* [DATA ENTRIES]
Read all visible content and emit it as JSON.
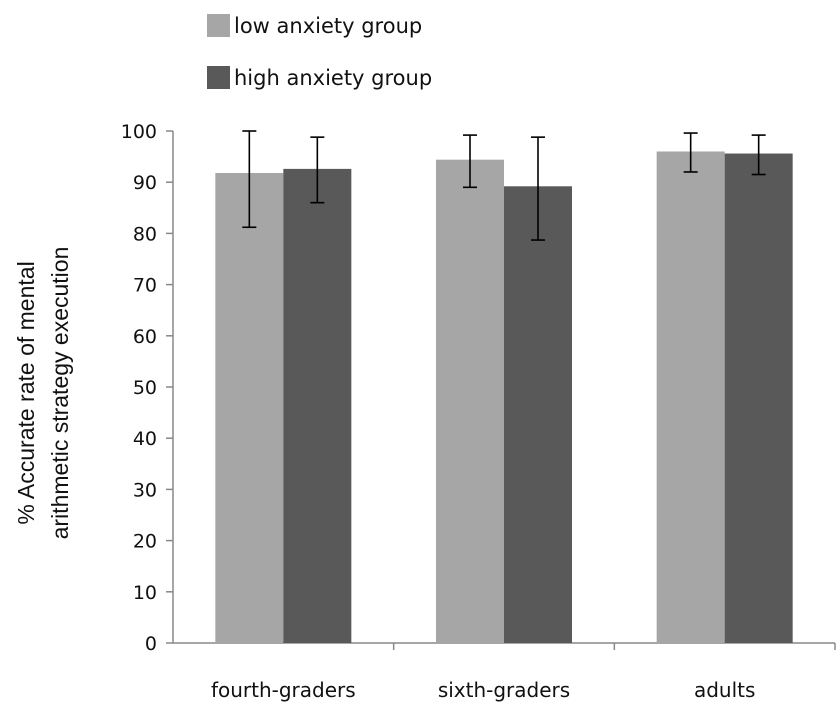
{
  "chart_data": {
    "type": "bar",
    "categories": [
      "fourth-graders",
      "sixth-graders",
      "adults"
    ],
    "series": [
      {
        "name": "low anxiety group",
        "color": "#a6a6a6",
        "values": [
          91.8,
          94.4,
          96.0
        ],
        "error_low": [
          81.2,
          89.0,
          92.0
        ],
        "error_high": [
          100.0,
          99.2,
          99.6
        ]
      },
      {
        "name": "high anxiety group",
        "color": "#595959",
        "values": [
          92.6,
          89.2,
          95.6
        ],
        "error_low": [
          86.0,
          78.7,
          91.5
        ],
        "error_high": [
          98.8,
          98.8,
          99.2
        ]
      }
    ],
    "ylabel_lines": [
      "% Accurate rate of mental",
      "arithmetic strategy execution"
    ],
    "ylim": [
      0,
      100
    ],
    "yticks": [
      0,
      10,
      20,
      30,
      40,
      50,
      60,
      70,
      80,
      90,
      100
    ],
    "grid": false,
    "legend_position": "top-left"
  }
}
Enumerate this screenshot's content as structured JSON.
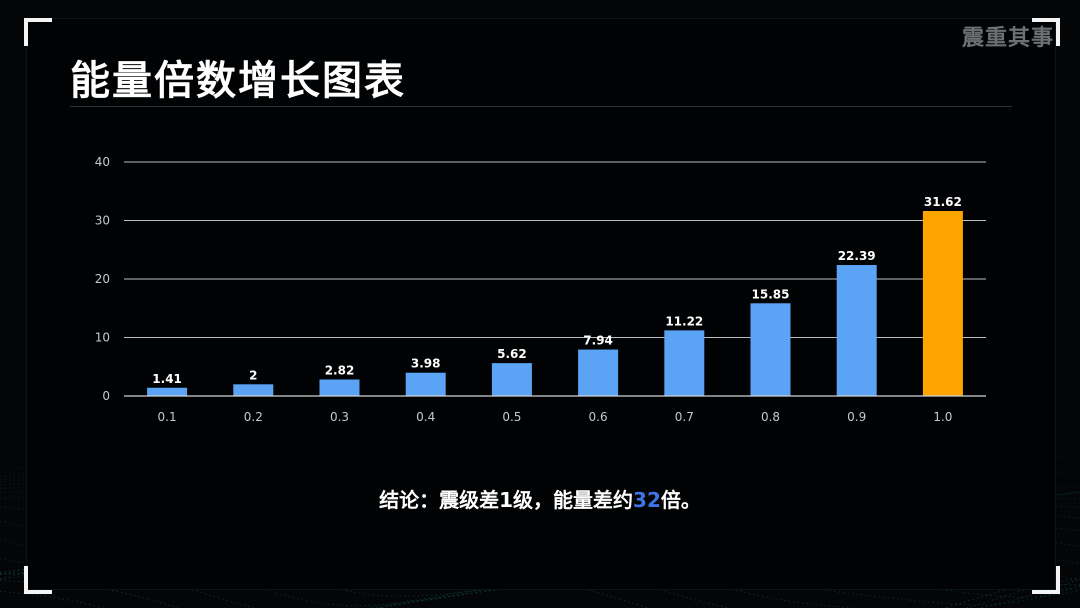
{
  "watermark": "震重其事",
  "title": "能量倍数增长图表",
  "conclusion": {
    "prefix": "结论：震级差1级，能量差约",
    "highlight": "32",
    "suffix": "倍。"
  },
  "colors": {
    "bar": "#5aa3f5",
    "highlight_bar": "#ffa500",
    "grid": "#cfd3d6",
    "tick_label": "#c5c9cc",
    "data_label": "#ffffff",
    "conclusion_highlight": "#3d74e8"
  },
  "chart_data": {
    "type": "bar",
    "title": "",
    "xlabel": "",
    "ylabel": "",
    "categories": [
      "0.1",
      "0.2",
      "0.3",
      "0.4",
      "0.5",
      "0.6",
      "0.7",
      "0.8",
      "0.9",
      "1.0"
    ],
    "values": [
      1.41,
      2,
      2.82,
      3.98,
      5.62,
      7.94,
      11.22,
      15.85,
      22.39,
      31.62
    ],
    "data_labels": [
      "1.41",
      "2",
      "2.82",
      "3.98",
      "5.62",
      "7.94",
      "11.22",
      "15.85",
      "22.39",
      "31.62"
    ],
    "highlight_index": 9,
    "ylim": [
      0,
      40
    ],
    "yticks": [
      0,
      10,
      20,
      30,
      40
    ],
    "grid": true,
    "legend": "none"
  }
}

* [REQUIREMENT]
Write out all the entries word for word, but skip any images.

* [TASK RESULT]
Read all visible content and emit it as JSON.
{
  "chart_data": {
    "type": "bar",
    "categories": [
      "fourth-graders",
      "sixth-graders",
      "adults"
    ],
    "series": [
      {
        "name": "low anxiety group",
        "color": "#a6a6a6",
        "values": [
          91.8,
          94.4,
          96.0
        ],
        "error_low": [
          81.2,
          89.0,
          92.0
        ],
        "error_high": [
          100.0,
          99.2,
          99.6
        ]
      },
      {
        "name": "high anxiety group",
        "color": "#595959",
        "values": [
          92.6,
          89.2,
          95.6
        ],
        "error_low": [
          86.0,
          78.7,
          91.5
        ],
        "error_high": [
          98.8,
          98.8,
          99.2
        ]
      }
    ],
    "ylabel_lines": [
      "% Accurate rate of mental",
      "arithmetic strategy execution"
    ],
    "ylim": [
      0,
      100
    ],
    "yticks": [
      0,
      10,
      20,
      30,
      40,
      50,
      60,
      70,
      80,
      90,
      100
    ],
    "grid": false,
    "legend_position": "top-left"
  }
}
Enumerate this screenshot's content as structured JSON.
{
  "watermark": "震重其事",
  "title": "能量倍数增长图表",
  "conclusion": {
    "prefix": "结论：震级差1级，能量差约",
    "highlight": "32",
    "suffix": "倍。"
  },
  "colors": {
    "bar": "#5aa3f5",
    "highlight_bar": "#ffa500",
    "grid": "#cfd3d6",
    "tick_label": "#c5c9cc",
    "data_label": "#ffffff",
    "conclusion_highlight": "#3d74e8"
  },
  "chart_data": {
    "type": "bar",
    "title": "",
    "xlabel": "",
    "ylabel": "",
    "categories": [
      "0.1",
      "0.2",
      "0.3",
      "0.4",
      "0.5",
      "0.6",
      "0.7",
      "0.8",
      "0.9",
      "1.0"
    ],
    "values": [
      1.41,
      2,
      2.82,
      3.98,
      5.62,
      7.94,
      11.22,
      15.85,
      22.39,
      31.62
    ],
    "data_labels": [
      "1.41",
      "2",
      "2.82",
      "3.98",
      "5.62",
      "7.94",
      "11.22",
      "15.85",
      "22.39",
      "31.62"
    ],
    "highlight_index": 9,
    "ylim": [
      0,
      40
    ],
    "yticks": [
      0,
      10,
      20,
      30,
      40
    ],
    "grid": true,
    "legend": "none"
  }
}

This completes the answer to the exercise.